## Passage shown
•••••

January 19, 2026
2025 results: Success built on customer service
Building on its status as the No. 1 workers’ compensation carrier in Minnesota, SFM had another strong year in 2025, with gains in newer markets, as well.
“About half of SFM’s business is now from states outside of Minnesota,” said Shawn Miner, VP of Regional Business. “In addition to maintaining the lead we’ve held in Minnesota for over 20 years, it’s fantastic to see strong growth coming from our other core states.”
Also of note, in 2025 SFM moved claims handling in-house in Indiana and Tennessee, which is expected to provide better service for policyholders and bolster SFM’s reputation in these states. This change allowed SFM to increase its appetite and write business for accounts larger than $25,000 in Indiana and Tennessee.
“We’re excited to add employees in our newer states as our footprint continues to grow,” said Cody Allen, SFM Territory Manager. “With claims handling coming in-house and our standing in new core states expanding, we are looking forward to increasing our presence and, in turn, our market share.”
Wisconsin, specifically, had an excellent 2025, with a record for new business premium.
“Our passion for providing the best work comp service is resonating with agents and policyholders,” said Rick Spaulding, a Wisconsin Team Business Leader. “They invest in a relationship built on trust.”

•••••

Dataset items
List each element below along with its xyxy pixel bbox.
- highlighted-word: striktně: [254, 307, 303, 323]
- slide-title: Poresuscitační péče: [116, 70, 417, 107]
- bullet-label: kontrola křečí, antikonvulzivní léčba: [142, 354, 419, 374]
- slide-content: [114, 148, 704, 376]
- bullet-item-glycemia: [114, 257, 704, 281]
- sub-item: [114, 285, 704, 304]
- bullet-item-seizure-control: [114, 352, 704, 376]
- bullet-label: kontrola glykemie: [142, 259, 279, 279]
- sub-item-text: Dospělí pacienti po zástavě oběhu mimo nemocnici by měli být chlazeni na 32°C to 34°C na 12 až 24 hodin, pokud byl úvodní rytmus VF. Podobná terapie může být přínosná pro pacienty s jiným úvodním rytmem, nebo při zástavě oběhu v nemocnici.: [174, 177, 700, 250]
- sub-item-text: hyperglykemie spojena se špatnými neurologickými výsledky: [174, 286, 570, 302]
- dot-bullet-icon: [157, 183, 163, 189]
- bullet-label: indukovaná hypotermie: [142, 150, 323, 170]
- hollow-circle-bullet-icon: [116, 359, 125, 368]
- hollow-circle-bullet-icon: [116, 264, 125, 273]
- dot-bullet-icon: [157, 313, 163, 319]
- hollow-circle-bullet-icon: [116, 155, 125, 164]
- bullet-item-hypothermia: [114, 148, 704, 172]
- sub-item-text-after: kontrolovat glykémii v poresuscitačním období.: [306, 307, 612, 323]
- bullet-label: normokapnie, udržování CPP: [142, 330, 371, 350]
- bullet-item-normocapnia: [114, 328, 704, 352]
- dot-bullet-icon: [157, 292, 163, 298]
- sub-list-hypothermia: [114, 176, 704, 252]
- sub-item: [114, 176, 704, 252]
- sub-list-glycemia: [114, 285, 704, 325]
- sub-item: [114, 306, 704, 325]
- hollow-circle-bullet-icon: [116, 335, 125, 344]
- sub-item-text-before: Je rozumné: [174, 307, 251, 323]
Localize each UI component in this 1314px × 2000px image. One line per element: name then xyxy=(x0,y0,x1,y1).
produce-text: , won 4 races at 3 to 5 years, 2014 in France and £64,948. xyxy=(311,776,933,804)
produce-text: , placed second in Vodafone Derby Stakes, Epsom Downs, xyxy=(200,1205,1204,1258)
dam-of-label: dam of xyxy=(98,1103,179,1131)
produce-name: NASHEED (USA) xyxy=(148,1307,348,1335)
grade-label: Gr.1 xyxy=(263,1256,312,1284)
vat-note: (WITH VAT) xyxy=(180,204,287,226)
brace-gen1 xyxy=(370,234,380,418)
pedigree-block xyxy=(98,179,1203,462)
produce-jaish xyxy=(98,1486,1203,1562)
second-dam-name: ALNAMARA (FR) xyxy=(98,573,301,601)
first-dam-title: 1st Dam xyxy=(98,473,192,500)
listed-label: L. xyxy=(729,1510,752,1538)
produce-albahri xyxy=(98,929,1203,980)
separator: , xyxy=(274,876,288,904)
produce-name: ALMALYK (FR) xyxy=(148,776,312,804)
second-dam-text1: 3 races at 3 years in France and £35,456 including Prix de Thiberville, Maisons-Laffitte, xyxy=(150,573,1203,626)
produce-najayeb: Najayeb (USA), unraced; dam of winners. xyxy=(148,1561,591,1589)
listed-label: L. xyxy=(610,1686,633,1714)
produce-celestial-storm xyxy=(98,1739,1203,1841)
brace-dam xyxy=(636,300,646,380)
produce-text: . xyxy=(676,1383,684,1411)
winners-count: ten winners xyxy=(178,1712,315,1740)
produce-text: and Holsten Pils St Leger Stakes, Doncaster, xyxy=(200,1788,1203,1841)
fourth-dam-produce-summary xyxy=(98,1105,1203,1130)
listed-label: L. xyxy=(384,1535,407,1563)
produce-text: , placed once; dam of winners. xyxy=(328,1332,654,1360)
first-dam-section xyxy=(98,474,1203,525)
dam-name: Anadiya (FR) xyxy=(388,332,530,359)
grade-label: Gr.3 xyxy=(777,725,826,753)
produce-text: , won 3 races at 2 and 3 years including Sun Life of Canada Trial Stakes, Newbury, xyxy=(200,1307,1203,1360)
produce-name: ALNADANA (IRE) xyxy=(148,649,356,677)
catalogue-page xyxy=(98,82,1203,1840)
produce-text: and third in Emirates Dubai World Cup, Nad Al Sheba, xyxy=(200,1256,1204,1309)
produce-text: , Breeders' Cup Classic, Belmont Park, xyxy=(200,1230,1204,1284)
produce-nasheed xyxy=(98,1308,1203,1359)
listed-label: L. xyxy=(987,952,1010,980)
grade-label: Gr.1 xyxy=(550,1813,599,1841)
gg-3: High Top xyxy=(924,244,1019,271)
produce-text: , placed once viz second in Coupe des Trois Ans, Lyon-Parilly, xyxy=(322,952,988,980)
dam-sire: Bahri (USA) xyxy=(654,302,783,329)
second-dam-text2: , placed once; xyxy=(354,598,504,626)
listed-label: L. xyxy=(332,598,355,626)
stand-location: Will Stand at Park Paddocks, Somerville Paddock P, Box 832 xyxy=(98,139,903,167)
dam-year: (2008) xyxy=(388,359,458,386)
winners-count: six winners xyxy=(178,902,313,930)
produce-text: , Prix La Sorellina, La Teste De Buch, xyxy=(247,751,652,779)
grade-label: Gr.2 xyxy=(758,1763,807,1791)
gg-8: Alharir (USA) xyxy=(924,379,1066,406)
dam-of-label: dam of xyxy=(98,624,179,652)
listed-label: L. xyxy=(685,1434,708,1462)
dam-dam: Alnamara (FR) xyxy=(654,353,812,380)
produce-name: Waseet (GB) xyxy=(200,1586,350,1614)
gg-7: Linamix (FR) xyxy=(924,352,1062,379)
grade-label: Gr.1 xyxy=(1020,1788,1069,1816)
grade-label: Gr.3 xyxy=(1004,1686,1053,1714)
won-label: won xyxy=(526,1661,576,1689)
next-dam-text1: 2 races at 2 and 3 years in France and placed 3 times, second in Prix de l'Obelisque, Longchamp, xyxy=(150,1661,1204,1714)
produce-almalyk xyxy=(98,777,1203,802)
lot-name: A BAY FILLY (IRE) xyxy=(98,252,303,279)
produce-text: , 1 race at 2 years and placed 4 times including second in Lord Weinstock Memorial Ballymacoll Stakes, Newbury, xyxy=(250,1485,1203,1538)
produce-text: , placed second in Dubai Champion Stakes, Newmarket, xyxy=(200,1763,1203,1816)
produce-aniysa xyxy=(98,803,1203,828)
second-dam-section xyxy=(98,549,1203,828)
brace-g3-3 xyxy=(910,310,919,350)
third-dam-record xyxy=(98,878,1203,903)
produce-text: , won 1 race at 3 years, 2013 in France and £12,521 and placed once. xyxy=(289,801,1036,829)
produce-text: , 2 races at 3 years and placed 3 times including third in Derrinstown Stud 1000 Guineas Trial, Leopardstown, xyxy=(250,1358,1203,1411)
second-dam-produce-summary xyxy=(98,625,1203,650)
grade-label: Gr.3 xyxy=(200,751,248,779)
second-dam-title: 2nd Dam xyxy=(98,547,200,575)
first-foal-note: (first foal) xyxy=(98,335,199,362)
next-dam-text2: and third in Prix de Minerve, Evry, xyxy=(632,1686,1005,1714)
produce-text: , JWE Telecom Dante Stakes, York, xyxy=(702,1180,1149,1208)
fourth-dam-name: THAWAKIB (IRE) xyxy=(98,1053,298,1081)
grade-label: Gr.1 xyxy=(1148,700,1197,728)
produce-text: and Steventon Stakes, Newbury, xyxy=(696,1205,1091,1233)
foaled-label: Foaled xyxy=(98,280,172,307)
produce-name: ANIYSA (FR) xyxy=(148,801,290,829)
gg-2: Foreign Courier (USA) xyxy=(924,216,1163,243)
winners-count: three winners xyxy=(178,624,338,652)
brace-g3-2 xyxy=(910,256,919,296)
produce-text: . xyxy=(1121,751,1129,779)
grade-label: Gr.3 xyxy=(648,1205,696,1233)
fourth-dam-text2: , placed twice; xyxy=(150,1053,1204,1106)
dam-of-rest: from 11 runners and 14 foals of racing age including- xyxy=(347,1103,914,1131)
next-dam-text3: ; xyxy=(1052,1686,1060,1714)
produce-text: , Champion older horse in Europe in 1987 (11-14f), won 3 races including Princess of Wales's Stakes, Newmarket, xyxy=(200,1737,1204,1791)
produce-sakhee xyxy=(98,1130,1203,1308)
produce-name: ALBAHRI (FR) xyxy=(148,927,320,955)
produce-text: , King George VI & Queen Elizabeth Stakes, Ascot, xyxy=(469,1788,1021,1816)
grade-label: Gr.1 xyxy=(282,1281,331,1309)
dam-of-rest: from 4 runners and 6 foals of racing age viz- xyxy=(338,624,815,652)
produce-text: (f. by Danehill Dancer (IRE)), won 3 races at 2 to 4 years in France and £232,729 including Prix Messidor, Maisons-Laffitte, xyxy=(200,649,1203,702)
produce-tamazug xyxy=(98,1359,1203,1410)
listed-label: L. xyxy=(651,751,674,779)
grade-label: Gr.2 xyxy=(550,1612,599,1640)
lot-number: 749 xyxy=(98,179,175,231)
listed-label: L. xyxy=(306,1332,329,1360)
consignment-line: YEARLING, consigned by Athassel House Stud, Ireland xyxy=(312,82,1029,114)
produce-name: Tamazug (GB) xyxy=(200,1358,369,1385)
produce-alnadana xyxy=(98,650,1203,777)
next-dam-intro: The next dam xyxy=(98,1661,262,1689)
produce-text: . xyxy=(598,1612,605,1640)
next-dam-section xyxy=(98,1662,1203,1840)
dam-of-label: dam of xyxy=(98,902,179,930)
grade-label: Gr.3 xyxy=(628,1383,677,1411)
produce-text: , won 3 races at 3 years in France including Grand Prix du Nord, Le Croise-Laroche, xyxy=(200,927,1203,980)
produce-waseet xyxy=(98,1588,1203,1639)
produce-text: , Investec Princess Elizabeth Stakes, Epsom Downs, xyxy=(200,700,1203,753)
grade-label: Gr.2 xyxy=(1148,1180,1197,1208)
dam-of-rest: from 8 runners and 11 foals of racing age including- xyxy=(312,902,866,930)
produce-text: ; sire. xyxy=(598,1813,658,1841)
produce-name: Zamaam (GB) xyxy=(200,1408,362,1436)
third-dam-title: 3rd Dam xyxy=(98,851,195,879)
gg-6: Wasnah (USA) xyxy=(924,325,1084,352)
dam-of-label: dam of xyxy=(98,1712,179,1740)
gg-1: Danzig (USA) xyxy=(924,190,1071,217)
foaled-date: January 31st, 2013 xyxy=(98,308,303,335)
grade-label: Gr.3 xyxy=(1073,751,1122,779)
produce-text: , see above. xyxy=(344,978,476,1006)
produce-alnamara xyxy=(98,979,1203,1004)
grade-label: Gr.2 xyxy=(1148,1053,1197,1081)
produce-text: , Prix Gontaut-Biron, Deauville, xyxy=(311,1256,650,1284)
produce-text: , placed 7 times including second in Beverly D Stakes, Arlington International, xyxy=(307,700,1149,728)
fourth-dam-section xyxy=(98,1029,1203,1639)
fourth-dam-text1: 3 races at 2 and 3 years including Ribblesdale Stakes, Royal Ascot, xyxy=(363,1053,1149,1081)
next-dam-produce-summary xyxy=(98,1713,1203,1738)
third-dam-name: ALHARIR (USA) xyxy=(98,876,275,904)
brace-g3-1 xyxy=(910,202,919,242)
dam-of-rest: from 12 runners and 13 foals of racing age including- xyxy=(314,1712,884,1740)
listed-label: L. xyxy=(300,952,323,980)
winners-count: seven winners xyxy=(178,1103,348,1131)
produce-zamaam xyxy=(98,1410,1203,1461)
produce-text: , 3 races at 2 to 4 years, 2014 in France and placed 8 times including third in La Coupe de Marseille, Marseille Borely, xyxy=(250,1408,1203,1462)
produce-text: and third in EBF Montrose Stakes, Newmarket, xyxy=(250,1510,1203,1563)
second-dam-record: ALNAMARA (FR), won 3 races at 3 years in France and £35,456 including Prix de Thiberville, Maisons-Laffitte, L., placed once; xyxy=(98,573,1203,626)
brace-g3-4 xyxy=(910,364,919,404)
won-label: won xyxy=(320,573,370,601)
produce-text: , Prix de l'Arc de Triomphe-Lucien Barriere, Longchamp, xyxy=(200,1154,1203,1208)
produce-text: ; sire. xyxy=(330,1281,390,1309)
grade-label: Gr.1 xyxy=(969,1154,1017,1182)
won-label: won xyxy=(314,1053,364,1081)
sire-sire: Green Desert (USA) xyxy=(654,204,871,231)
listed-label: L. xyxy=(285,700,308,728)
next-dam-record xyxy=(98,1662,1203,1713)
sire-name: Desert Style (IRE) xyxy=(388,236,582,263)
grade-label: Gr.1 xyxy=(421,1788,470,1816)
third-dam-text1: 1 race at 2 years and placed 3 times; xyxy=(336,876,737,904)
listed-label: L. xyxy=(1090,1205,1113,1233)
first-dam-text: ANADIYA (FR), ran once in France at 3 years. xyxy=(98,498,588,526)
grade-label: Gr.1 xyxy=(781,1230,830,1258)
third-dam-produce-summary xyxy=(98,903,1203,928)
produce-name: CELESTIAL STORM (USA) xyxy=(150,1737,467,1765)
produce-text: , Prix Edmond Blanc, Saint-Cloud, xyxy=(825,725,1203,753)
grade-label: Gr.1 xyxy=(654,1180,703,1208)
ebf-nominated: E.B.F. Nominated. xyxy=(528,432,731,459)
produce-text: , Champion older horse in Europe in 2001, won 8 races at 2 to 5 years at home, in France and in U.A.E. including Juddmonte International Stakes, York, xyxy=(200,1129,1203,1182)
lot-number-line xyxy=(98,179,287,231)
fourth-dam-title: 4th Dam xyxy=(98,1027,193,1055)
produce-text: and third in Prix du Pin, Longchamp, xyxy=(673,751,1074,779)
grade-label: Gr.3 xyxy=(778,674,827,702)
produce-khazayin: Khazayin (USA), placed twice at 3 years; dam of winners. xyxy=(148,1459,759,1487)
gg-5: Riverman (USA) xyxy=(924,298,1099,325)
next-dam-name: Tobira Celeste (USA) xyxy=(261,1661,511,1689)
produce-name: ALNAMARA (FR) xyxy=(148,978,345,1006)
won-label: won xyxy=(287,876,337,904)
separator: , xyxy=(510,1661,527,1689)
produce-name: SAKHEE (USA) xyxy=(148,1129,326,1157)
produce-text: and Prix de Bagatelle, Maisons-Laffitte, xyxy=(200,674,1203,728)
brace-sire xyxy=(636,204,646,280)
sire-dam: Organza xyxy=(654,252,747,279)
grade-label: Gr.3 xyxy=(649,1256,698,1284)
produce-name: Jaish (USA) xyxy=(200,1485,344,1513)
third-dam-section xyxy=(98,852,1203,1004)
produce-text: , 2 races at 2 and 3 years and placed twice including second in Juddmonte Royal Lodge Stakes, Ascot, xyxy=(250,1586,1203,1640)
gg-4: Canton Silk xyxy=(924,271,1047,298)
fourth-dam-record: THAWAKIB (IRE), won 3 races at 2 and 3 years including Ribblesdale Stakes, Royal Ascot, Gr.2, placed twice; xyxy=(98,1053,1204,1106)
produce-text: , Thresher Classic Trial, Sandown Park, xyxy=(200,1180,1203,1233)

•••••

## What this exercise asks
**1)** Answer these about the SFM 2025 results article:
(a) For how many years has SFM held the lead in Minnesota?
(b) In which two states did SFM bring claims handling in-house in 2025?
(c) What record did Wisconsin set in 2025?
**2)** Carry on the SFM 2025 results article from the point where it ends.
You won't need the dataset items for any of this.

## Answers by item number
**1)**
(a) Over 20 years.
(b) Indiana and Tennessee.
(c) A record for new business premium.

**2)**
Highlights from 2025 include:
- 93% policyholder retention rate
- Total written premium of just over $253 million for 2025
- New business premium of $28.4 million
- Added 6,071 new business policyholders
- Another year of an A- rating from AM Best
- SFM Foundation awarded 19 new scholarships, bringing the total to $4.7 million
- Ongoing member of Keystone Program, donating 2% of pre-tax profits to charity
SFM partners with thousands of independent agents and serves more than 50,000 policyholders. In addition, SFM’s portion of the Wisconsin Workers’ Compensation Assigned Risk Plan is increasing from 20% to 25% this year.
“We have seen steady growth, despite rising claims and medical costs, and our overall trajectory is strong,” Steve Sandilla, Senior VP and Chief Business Officer. “While we have long been a work comp leader in the Midwest, the success of this latest round of expansion is a sign that we will continue to capture more market share in the years to come.”